* EXCERPTED PASSAGE
Management is the part of a startup that does not scale.

Kim Malone Scott

CEO Coach, Management Manager, Author

Lessons Learned

In SV the land of scale, people can be ambivalent about management because it does not scale.

Create a place where people want to work and do the best work of their lives.

You can run things informally up to 100 people.


Lesson: Cruel Empathy with Kim Malone Scott

Step #8 Case for Management: Management is the part of a startup that does not scale

I believe that great management is absolutely vital to an organization. And by the way, I hate the word “management,” so if anybody has a better word for it, I'm open to it, but we'll just use the word “management” for now.

I think that it's tempting to say that management doesn’t matter or is unimportant because it's the part that doesn't scale. I don't think you can manage more than a handful of people if you're going to really manage them well. It takes tremendous amount of time, it's incredibly personal, and it happens one-on-one. So it doesn't and can't scale. I think particularly in Silicon Valley, which is the land of scale, it's part of why people are ambivalent about management.

* PROBLEM REQUIREMENTS
Can you print everything in the startup management passage from "Lessons Learned" down to "to 100 people."? You can leave the items below aside; they aren't needed here.

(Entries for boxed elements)
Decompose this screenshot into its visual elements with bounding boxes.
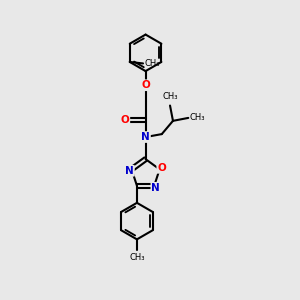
Text: N: N	[151, 183, 160, 193]
Text: CH₃: CH₃	[129, 253, 145, 262]
Text: O: O	[157, 163, 166, 173]
Text: CH₃: CH₃	[190, 113, 205, 122]
Text: O: O	[121, 115, 129, 125]
Text: O: O	[141, 80, 150, 90]
Text: CH₃: CH₃	[162, 92, 178, 101]
Text: N: N	[141, 132, 150, 142]
Text: CH₃: CH₃	[145, 59, 160, 68]
Text: N: N	[125, 166, 134, 176]
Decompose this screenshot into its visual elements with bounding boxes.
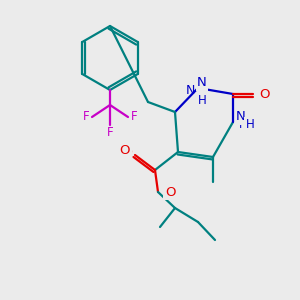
Text: F: F [107, 127, 113, 140]
Text: O: O [165, 185, 175, 199]
Text: F: F [83, 110, 89, 124]
Text: H: H [196, 95, 204, 105]
Text: O: O [122, 146, 132, 158]
Text: H: H [246, 118, 254, 131]
Text: N: N [236, 110, 246, 124]
Text: H: H [239, 120, 247, 130]
Text: O: O [259, 88, 269, 100]
Text: O: O [163, 184, 173, 196]
Text: N: N [186, 83, 195, 97]
Text: N: N [197, 76, 207, 89]
Text: N: N [236, 112, 245, 124]
Text: F: F [131, 110, 137, 124]
Text: H: H [198, 94, 206, 106]
Text: O: O [120, 145, 130, 158]
Text: O: O [257, 88, 267, 100]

* SOLUTION
Lessons Learned

In SV the land of scale, people can be ambivalent about management because it does not scale.

Create a place where people want to work and do the best work of their lives.

You can run things informally up to 100 people.